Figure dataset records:
____

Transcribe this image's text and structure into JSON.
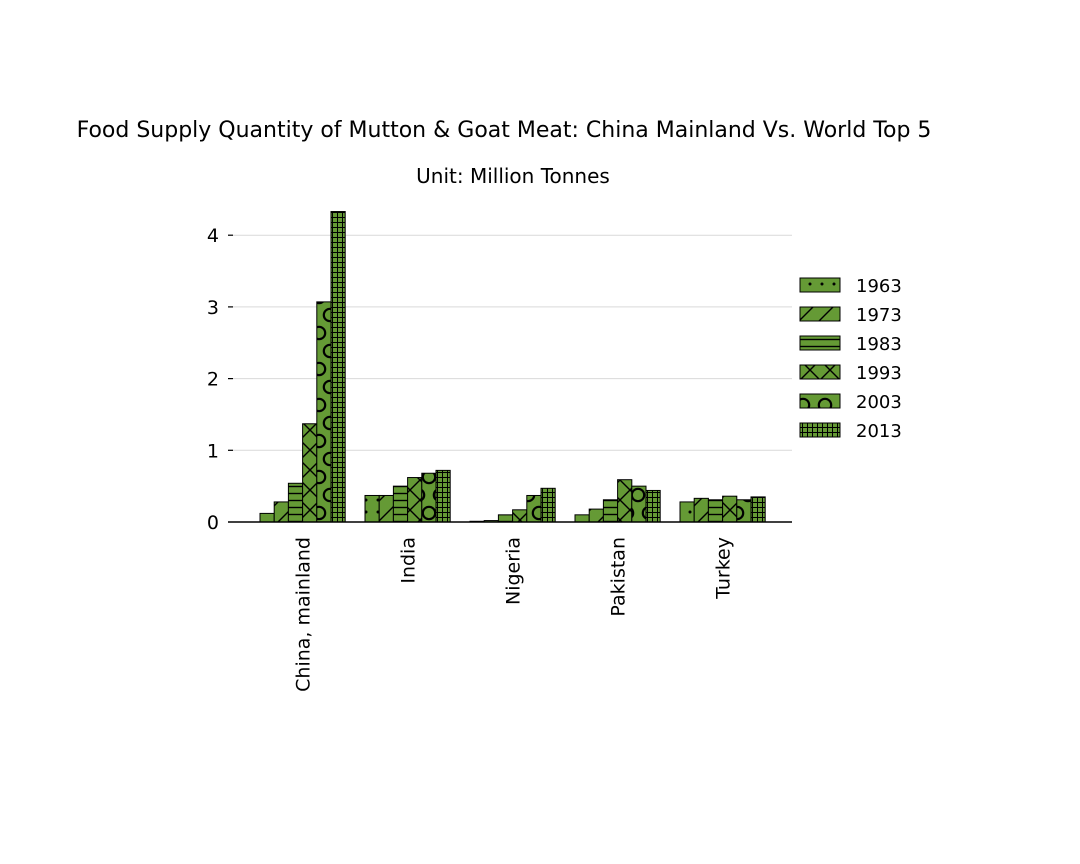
{
  "chart_data": {
    "type": "bar",
    "title": "Food Supply Quantity of Mutton & Goat Meat: China Mainland Vs. World Top 5",
    "subtitle": "Unit: Million Tonnes",
    "xlabel": "",
    "ylabel": "",
    "categories": [
      "China, mainland",
      "India",
      "Nigeria",
      "Pakistan",
      "Turkey"
    ],
    "series": [
      {
        "name": "1963",
        "pattern": "dots",
        "values": [
          0.12,
          0.37,
          0.01,
          0.1,
          0.28
        ]
      },
      {
        "name": "1973",
        "pattern": "diagonal",
        "values": [
          0.28,
          0.37,
          0.02,
          0.18,
          0.33
        ]
      },
      {
        "name": "1983",
        "pattern": "horizontal",
        "values": [
          0.54,
          0.5,
          0.1,
          0.31,
          0.31
        ]
      },
      {
        "name": "1993",
        "pattern": "cross",
        "values": [
          1.37,
          0.62,
          0.17,
          0.59,
          0.36
        ]
      },
      {
        "name": "2003",
        "pattern": "circles",
        "values": [
          3.07,
          0.68,
          0.37,
          0.5,
          0.31
        ]
      },
      {
        "name": "2013",
        "pattern": "grid",
        "values": [
          4.33,
          0.72,
          0.47,
          0.44,
          0.35
        ]
      }
    ],
    "ylim": [
      0,
      4.35
    ],
    "yticks": [
      0,
      1,
      2,
      3,
      4
    ],
    "grid": true,
    "legend_position": "right",
    "bar_color": "#659a35",
    "edge_color": "#000000",
    "grid_color": "#d9d9d9"
  }
}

____

## TASK TO COMPLETE
Reproduce the records, all of them, word for word; omit the pictures.

## CORRECT OUTPUT
Transcribe this image's text and structure into JSON.
{
  "chart_data": {
    "type": "bar",
    "title": "Food Supply Quantity of Mutton & Goat Meat: China Mainland Vs. World Top 5",
    "subtitle": "Unit: Million Tonnes",
    "xlabel": "",
    "ylabel": "",
    "categories": [
      "China, mainland",
      "India",
      "Nigeria",
      "Pakistan",
      "Turkey"
    ],
    "series": [
      {
        "name": "1963",
        "pattern": "dots",
        "values": [
          0.12,
          0.37,
          0.01,
          0.1,
          0.28
        ]
      },
      {
        "name": "1973",
        "pattern": "diagonal",
        "values": [
          0.28,
          0.37,
          0.02,
          0.18,
          0.33
        ]
      },
      {
        "name": "1983",
        "pattern": "horizontal",
        "values": [
          0.54,
          0.5,
          0.1,
          0.31,
          0.31
        ]
      },
      {
        "name": "1993",
        "pattern": "cross",
        "values": [
          1.37,
          0.62,
          0.17,
          0.59,
          0.36
        ]
      },
      {
        "name": "2003",
        "pattern": "circles",
        "values": [
          3.07,
          0.68,
          0.37,
          0.5,
          0.31
        ]
      },
      {
        "name": "2013",
        "pattern": "grid",
        "values": [
          4.33,
          0.72,
          0.47,
          0.44,
          0.35
        ]
      }
    ],
    "ylim": [
      0,
      4.35
    ],
    "yticks": [
      0,
      1,
      2,
      3,
      4
    ],
    "grid": true,
    "legend_position": "right",
    "bar_color": "#659a35",
    "edge_color": "#000000",
    "grid_color": "#d9d9d9"
  }
}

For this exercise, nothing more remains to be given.